[Exercise requirements] Read the listing below and copy out every line that holds "content".

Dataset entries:
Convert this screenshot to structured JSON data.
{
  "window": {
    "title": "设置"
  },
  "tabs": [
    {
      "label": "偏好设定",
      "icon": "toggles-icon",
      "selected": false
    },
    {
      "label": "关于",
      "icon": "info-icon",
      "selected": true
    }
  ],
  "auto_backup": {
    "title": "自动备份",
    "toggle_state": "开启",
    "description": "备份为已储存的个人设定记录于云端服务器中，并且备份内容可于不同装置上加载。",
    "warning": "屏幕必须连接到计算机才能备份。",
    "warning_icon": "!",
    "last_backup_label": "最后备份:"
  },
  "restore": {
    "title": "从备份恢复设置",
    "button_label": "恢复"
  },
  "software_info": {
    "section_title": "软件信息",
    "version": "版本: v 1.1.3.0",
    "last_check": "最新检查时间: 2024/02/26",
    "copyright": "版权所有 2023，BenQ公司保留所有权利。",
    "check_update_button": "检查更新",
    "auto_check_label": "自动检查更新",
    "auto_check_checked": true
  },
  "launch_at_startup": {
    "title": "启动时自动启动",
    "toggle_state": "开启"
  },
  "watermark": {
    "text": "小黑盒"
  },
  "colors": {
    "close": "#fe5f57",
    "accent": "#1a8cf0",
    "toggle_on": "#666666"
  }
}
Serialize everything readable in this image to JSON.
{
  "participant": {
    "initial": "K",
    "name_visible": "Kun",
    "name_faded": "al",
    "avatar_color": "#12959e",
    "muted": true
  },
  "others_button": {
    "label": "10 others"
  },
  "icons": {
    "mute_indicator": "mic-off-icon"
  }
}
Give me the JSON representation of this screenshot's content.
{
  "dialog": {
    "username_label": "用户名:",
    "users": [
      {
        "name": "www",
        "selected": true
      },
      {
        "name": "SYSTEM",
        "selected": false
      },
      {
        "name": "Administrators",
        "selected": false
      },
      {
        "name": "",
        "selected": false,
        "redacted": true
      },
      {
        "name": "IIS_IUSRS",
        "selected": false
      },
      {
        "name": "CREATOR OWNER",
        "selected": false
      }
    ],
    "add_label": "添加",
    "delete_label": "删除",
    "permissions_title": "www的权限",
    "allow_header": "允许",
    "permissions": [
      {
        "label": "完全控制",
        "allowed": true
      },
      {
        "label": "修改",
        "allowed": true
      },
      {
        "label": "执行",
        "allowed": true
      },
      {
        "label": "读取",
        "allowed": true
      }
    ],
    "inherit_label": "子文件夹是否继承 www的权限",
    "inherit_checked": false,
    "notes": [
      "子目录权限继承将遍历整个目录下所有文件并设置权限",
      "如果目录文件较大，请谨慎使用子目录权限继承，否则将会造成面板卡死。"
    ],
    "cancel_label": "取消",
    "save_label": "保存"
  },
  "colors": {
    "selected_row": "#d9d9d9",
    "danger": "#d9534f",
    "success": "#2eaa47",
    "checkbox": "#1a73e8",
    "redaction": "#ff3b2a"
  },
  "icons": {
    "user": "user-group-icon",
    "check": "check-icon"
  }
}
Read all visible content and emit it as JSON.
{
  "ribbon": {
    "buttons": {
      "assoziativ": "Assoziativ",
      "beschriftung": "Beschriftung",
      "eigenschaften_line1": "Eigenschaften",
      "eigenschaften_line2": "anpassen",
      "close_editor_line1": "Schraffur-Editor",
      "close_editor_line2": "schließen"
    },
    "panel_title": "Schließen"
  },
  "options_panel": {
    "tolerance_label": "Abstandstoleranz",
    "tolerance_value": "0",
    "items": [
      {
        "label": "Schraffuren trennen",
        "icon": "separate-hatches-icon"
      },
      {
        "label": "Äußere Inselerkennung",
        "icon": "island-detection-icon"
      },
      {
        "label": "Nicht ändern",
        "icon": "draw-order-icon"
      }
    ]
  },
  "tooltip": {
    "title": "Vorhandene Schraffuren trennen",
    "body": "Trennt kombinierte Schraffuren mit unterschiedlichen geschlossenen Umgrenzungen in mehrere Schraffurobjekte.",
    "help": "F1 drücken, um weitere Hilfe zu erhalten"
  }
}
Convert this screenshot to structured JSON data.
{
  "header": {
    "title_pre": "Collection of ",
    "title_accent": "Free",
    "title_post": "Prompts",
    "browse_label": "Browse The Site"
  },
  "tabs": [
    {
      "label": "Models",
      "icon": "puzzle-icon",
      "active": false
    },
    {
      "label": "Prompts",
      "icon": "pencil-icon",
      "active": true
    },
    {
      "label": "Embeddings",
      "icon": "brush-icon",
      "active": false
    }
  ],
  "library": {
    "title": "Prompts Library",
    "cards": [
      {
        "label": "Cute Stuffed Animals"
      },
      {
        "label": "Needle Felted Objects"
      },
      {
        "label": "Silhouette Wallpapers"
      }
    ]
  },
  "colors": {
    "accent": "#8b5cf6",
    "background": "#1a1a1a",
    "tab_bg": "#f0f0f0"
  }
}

[Response]
Give me the JSON representation of this screenshot's content.
Read all visible content and emit it as JSON.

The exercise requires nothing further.